→ **Source passage**:
= = =

Then he describes how God's angels or messengers blow their trumpets,
one after another, right down during the course of church history
and the events that would follow those messages. The first four
angels describe the punishments which God would pour out onto
the ancient world because of its rejection of the gospel.
Then God's fifth angel seems to announce the coming of the
heresy of Unitarianism, alias the rejection of the deity of
Christ. of which the AD 320 Arius was an early, and the 1610 Muhammad
was a later representative. When the fifth angel sounded
his trumpet, wrote John, quote, I saw a star fall from the sky,
and he opened the bottomless pit, and there arose a smoke
out of the pit, and out of the smoke locusts came upon the earth.
And it was commanded them that they should not hurt the grass
of the earth, neither any green thing, neither any tree, but
only those who do not have the seal of God upon their foreheads."

= = =

→ **What to work on**:
1. In the passage on the angels' trumpets, decide whether each statement agrees with the text: (a) the first four angels describe punishments that God would pour out onto the ancient world; (b) the locusts were commanded to hurt the grass of the earth; (c) when the fifth angel sounded, John saw a star fall from the sky. Answer yes or no for each, and quote the deciding words.
2. Transcribe the stretch of the passage on the angels' trumpets from "Then he describes" through "of the gospel.".

= = =

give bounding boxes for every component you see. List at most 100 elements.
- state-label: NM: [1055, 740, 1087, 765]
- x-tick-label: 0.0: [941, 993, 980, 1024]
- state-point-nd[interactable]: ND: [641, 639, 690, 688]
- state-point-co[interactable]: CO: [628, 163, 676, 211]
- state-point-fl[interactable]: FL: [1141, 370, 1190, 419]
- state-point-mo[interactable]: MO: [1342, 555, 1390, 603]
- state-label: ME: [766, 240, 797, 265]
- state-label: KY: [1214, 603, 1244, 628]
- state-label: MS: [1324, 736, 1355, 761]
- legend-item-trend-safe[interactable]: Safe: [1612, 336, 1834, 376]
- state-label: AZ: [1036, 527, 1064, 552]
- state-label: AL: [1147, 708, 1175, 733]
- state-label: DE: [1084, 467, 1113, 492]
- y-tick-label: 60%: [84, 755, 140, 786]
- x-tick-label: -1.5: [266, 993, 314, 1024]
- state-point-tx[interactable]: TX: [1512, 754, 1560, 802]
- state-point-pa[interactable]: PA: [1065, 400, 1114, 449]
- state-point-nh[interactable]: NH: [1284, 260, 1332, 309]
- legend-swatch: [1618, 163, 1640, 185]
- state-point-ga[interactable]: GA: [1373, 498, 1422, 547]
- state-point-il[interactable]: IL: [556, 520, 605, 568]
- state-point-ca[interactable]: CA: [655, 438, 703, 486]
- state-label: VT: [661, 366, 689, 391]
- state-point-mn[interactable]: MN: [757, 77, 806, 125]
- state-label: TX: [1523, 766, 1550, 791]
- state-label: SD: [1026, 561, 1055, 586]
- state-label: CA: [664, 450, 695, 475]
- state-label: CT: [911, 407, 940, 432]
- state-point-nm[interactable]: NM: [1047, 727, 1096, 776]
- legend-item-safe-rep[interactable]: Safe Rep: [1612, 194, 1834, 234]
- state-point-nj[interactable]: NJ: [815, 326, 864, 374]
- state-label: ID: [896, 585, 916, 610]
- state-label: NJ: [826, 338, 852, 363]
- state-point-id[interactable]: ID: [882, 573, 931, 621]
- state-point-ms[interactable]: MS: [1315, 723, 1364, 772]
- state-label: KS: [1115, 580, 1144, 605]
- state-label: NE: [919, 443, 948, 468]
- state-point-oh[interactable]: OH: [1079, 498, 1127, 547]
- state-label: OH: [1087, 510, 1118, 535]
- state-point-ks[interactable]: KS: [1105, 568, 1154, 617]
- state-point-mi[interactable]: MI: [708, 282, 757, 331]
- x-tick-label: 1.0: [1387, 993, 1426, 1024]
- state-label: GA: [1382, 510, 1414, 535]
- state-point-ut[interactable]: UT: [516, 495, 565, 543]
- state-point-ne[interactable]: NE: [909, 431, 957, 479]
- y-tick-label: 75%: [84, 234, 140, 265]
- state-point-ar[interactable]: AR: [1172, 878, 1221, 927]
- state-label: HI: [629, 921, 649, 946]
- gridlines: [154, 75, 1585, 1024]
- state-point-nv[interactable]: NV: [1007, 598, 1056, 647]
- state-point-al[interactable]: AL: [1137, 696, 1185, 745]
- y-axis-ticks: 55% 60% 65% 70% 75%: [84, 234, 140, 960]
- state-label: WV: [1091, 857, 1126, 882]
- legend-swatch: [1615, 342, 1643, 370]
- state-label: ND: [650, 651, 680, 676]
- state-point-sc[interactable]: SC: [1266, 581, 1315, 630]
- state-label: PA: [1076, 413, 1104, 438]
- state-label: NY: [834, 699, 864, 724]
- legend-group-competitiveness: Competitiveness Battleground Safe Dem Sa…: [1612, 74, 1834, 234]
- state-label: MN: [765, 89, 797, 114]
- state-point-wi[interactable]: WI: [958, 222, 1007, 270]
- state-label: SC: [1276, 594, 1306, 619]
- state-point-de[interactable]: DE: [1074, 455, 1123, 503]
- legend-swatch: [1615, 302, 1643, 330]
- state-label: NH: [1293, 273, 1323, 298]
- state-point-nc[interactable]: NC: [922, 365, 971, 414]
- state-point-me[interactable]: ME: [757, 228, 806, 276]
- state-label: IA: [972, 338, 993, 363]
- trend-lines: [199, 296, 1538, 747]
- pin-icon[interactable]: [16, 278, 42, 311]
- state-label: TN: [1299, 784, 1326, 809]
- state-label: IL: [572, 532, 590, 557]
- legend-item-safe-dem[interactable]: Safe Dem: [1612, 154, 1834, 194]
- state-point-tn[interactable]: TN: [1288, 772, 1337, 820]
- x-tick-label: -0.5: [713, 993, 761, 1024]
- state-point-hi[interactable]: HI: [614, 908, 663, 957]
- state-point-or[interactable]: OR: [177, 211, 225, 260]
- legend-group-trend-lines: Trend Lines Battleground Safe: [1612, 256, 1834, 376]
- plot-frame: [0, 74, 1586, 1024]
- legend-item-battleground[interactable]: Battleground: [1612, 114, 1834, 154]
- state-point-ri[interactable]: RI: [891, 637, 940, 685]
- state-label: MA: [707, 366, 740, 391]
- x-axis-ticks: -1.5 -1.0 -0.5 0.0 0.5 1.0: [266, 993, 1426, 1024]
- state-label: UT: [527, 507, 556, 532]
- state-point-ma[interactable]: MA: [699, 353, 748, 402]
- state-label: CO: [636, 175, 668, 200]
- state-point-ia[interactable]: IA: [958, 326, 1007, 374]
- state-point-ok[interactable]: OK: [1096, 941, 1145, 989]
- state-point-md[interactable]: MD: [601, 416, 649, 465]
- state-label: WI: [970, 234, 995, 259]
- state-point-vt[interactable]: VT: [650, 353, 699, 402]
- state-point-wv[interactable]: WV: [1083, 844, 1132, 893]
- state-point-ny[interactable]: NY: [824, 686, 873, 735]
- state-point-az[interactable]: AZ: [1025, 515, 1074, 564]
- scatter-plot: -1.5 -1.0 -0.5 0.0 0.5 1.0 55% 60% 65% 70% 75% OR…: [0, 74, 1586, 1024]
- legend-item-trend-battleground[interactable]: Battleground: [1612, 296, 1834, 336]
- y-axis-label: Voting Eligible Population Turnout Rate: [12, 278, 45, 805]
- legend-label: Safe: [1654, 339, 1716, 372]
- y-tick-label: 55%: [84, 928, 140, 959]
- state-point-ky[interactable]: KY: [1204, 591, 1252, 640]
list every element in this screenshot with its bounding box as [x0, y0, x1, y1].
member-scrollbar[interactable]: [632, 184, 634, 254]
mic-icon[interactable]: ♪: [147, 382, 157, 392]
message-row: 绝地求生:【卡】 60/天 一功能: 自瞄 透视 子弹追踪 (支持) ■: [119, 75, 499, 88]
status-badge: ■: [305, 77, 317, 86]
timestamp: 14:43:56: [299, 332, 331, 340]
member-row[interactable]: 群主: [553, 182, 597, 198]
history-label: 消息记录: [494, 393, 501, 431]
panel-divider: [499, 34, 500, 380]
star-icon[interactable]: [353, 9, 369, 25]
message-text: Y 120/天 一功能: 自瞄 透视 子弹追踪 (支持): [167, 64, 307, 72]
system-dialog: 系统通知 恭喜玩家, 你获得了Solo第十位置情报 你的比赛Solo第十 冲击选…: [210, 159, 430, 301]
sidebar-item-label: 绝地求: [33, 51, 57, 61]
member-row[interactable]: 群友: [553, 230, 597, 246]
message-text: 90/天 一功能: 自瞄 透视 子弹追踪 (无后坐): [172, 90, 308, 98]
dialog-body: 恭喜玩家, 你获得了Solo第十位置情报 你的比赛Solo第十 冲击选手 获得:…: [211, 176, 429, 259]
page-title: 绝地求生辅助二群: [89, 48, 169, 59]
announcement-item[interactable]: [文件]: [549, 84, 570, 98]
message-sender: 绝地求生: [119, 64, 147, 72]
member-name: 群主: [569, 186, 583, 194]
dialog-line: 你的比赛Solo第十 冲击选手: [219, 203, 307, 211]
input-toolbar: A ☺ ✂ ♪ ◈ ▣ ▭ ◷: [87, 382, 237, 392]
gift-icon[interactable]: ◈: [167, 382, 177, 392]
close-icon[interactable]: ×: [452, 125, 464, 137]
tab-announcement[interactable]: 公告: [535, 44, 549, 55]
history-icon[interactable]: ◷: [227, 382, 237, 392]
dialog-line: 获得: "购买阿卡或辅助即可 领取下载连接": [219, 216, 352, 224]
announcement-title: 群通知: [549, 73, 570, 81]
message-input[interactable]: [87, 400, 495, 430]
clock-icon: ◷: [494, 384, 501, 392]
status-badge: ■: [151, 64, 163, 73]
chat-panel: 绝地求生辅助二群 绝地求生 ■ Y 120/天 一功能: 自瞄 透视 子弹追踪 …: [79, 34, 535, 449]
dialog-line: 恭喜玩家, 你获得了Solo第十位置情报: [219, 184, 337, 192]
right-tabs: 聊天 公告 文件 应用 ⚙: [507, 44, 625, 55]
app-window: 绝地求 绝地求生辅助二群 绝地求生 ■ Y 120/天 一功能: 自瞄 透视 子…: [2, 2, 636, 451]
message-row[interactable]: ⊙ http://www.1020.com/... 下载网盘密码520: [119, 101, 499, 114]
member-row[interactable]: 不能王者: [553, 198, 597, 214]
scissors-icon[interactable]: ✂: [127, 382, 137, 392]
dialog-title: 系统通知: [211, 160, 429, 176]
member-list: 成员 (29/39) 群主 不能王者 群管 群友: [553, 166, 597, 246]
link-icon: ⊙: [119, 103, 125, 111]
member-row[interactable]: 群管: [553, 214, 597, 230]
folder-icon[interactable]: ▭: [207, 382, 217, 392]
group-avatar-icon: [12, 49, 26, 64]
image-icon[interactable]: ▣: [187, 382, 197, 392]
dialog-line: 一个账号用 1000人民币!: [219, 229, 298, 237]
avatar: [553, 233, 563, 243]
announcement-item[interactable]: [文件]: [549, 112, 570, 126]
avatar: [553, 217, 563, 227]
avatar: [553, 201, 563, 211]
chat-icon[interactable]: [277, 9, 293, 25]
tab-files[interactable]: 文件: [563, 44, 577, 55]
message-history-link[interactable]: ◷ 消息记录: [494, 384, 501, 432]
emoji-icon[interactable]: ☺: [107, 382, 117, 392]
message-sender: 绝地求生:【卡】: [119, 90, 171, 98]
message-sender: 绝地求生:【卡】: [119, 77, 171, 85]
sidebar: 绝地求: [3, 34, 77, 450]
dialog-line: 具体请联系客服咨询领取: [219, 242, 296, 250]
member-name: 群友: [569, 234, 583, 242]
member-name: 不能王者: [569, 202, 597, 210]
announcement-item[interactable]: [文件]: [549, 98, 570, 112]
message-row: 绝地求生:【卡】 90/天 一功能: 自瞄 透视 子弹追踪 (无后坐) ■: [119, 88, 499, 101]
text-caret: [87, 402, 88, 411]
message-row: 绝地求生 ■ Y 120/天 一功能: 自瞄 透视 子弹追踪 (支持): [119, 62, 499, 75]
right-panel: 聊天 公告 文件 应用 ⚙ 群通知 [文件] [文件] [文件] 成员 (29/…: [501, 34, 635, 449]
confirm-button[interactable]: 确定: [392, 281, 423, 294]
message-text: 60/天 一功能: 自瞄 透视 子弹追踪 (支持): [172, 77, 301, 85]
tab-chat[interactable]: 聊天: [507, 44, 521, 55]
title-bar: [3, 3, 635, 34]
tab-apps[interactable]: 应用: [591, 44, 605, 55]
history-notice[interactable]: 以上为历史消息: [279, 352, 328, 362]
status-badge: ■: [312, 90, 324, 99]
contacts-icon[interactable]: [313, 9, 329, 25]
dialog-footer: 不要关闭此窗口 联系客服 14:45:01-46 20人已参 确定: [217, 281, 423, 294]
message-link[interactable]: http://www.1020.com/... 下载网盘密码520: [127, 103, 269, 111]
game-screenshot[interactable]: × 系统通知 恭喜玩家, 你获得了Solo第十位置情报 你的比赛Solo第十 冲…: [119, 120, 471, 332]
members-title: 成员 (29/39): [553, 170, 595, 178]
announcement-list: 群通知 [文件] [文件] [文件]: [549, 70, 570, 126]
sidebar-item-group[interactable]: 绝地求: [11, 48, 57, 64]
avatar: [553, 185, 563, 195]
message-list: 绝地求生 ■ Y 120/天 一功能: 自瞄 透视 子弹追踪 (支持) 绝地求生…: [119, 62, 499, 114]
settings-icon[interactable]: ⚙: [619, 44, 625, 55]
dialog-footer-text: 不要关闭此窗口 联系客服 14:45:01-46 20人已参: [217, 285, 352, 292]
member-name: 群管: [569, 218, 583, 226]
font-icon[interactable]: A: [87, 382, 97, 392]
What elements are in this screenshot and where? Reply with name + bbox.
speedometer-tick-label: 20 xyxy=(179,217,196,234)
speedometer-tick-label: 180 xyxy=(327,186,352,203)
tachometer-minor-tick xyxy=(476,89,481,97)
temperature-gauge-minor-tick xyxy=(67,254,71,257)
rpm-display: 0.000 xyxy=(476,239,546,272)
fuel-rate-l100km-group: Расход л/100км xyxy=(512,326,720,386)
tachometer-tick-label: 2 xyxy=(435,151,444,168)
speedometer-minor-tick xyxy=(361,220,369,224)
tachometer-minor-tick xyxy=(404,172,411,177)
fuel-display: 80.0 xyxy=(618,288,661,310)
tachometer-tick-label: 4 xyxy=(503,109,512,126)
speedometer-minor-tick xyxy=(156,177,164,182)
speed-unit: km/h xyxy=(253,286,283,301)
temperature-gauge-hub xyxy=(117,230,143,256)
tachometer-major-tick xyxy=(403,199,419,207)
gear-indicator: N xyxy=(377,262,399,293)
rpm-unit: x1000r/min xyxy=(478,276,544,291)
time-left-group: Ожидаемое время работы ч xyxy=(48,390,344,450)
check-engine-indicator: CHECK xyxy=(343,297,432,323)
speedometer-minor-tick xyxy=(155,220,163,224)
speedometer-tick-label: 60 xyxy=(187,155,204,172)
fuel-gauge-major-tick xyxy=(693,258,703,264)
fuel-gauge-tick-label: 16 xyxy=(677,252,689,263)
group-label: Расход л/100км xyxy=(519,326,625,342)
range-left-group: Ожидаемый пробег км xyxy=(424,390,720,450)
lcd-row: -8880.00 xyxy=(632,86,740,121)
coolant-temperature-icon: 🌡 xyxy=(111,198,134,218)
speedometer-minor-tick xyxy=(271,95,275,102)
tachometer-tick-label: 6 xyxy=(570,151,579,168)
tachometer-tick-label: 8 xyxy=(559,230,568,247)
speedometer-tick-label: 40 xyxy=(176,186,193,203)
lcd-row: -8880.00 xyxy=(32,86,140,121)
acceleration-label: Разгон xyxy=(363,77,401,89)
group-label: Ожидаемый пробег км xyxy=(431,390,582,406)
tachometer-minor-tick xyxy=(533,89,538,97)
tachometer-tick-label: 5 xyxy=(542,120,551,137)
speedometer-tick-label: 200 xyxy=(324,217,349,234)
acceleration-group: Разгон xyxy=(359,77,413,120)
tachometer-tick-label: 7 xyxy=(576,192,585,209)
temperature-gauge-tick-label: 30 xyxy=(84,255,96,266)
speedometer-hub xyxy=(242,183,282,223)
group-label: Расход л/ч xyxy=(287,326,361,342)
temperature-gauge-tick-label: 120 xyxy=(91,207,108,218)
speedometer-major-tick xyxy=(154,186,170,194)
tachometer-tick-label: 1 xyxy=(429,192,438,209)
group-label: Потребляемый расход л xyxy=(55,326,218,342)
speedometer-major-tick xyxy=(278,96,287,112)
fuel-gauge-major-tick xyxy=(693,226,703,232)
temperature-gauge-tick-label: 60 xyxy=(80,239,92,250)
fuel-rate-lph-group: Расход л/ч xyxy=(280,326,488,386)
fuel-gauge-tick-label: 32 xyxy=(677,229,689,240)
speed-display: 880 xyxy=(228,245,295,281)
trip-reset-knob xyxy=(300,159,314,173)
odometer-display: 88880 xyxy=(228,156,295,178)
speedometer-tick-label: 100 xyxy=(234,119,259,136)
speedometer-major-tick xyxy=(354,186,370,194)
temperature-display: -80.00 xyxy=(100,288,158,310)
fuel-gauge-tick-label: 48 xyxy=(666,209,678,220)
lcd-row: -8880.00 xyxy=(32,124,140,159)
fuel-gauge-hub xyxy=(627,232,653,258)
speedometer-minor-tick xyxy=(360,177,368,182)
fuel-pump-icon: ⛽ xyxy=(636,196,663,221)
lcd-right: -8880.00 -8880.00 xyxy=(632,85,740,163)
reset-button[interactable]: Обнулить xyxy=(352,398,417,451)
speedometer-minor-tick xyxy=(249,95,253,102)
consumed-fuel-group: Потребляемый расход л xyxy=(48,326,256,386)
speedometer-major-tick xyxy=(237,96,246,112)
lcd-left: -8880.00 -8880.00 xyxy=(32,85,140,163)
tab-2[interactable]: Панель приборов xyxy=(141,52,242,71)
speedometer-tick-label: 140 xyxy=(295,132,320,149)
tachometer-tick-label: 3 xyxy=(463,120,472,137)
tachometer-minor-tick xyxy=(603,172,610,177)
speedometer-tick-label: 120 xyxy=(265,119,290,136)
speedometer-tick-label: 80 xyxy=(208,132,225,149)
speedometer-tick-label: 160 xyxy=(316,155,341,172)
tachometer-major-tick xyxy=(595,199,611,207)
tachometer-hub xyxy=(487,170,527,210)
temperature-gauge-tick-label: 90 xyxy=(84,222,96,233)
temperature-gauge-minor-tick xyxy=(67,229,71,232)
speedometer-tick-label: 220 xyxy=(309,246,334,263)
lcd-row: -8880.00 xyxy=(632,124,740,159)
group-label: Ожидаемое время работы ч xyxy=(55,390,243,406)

= = =

→ **Answers below**:
1.
(a) Yes: "The first four angels describe the punishments which God would pour out onto the ancient world because of its rejection of the gospel."
(b) No: "it was commanded them that they should not hurt the grass of the earth"
(c) Yes: "I saw a star fall from the sky"

2.
Then he describes how God's angels or messengers blow their trumpets,
one after another, right down during the course of church history
and the events that would follow those messages. The first four
angels describe the punishments which God would pour out onto
the ancient world because of its rejection of the gospel.